INSTRUCTIONS:
(A) Before the records, the abstract on reversing coagulopathies names several kinds of physicians. List every kind of physician named in the abstract.
(B) According to the abstract on reversing coagulopathies in neurosurgery and neurology, what does the review give a comprehensive overview of?
(C) Quote the part of the text on reversing coagulopathies starting with "It is imperative" and going on through "life-threatening intracranial hemorrhage.".

TEXT EXCERPT:
···
The Emergent Reversal of Coagulopathies Encountered in Neurosurgery and Neurology: A Technical Note

  • March 2015,
  • 20;
  • DOI: https://doi.org/10.3121/cmr.2014.1237

Abstract

It is imperative for neurologists, neurosurgeons, and neurointensivists to know how to stop life-threatening hemorrhage in both surgical and non-surgical patients. However, knowing how to medically correct a coagulopathy has become increasingly challenging as more contemporary and sophisticated anticoagulation agents are developed and prescribed. In a time-sensitive and life-threatening situation, where there is little margin for error, the neurosurgeon may not have ready access to information about the drug or condition that caused the coagulopathy or the information on how to treat it. This thorough review of the literature provides a comprehensive overview of the medications and conditions that can lead to persistent and/or life-threatening intracranial hemorrhage.

Recognizing the vital anatomy inherent to the central nervous system, one could argue that neurologists and neurosurgeons, above any other medical subspecialists, need to understand how to effectively stop life-threatening hemorrhage. That said, knowing how to medically correct a coagulopathy has become increasingly challenging as more contemporary and sophisticated anticoagulation agents are developed and prescribed. These newer agents not only broaden the store of knowledge required to treat these patients, but they also make it more difficult to achieve an effective reversal with each new generation of drugs that arrive on the market. When faced with a life-threatening coagulopathy, neurosurgeons and neurologists may not have ready access to information about the drug or condition that caused the coagulopathy or the information on how to treat it.
···
DATASET EXCERPTS:
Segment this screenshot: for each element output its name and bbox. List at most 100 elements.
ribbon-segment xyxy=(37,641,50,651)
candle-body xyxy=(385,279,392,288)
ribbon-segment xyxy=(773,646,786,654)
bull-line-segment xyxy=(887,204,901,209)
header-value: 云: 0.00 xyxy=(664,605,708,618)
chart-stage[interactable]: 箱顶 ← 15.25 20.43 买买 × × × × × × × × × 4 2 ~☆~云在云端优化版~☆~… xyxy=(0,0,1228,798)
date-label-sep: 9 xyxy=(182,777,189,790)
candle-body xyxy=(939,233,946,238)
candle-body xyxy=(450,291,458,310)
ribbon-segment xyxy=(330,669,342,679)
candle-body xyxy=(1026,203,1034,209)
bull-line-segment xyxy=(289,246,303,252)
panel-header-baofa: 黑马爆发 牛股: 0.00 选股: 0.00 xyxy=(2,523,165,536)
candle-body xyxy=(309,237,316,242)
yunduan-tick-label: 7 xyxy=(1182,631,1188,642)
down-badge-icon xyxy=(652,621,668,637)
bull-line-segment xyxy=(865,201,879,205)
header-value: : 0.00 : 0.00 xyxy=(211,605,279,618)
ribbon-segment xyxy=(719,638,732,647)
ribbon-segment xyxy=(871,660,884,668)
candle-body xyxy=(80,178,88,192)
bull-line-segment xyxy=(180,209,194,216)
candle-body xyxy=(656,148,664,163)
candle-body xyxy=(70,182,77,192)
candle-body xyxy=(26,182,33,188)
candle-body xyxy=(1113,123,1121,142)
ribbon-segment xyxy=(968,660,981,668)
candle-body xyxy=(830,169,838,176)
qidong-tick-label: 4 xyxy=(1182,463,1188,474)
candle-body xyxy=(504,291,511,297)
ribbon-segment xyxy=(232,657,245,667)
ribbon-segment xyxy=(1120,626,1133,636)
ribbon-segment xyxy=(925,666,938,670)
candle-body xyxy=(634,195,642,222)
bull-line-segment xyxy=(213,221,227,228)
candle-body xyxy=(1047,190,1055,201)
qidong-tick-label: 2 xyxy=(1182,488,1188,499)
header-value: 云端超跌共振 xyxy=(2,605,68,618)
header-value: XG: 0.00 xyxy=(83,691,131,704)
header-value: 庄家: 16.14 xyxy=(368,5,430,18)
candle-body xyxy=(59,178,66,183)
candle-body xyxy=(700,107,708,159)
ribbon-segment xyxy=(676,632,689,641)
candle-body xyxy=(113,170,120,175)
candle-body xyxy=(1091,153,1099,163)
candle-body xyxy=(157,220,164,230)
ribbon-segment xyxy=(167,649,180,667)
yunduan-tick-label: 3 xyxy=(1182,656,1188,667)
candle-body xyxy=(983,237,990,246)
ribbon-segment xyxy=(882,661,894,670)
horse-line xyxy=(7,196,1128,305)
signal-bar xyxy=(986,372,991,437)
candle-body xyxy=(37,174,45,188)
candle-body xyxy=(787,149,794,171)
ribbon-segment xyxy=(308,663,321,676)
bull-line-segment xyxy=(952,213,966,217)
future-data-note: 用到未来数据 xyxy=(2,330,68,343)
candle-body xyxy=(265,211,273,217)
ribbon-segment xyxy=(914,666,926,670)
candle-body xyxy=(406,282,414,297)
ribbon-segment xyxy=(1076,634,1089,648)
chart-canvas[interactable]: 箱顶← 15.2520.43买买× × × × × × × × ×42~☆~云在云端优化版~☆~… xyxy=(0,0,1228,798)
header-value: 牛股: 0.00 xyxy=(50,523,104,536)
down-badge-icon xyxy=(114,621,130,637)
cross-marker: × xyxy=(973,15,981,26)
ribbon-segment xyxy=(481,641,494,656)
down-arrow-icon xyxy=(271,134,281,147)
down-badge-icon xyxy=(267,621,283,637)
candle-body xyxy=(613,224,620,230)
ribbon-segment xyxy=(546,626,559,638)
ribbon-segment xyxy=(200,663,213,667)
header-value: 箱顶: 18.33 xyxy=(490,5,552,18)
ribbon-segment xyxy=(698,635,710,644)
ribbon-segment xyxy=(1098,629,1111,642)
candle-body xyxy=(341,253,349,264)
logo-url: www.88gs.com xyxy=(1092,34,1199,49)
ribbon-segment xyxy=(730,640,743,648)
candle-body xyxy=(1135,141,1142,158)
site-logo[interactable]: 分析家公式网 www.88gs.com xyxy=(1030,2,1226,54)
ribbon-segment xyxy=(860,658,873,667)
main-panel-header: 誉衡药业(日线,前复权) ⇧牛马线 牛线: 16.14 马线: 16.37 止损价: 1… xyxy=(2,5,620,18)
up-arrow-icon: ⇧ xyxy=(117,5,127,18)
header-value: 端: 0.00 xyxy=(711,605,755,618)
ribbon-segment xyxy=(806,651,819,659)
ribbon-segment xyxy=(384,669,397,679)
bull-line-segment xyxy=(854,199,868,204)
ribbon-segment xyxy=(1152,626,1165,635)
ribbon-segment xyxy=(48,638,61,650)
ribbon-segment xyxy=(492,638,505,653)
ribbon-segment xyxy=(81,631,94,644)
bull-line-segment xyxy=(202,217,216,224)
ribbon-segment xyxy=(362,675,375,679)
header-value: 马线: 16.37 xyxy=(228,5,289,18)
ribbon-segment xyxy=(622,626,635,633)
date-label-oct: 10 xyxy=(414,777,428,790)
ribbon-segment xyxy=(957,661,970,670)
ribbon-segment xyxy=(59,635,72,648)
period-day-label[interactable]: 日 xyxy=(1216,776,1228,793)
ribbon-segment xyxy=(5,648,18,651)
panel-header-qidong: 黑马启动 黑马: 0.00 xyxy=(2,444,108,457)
···
ANSWERS TO THE PROBLEMS:
(A) neurologists, neurosurgeons, neurointensivists

(B) The medications and conditions that can lead to persistent and/or life-threatening intracranial hemorrhage.

(C)
It is imperative for neurologists, neurosurgeons, and neurointensivists to know how to stop life-threatening hemorrhage in both surgical and non-surgical patients. However, knowing how to medically correct a coagulopathy has become increasingly challenging as more contemporary and sophisticated anticoagulation agents are developed and prescribed. In a time-sensitive and life-threatening situation, where there is little margin for error, the neurosurgeon may not have ready access to information about the drug or condition that caused the coagulopathy or the information on how to treat it. This thorough review of the literature provides a comprehensive overview of the medications and conditions that can lead to persistent and/or life-threatening intracranial hemorrhage.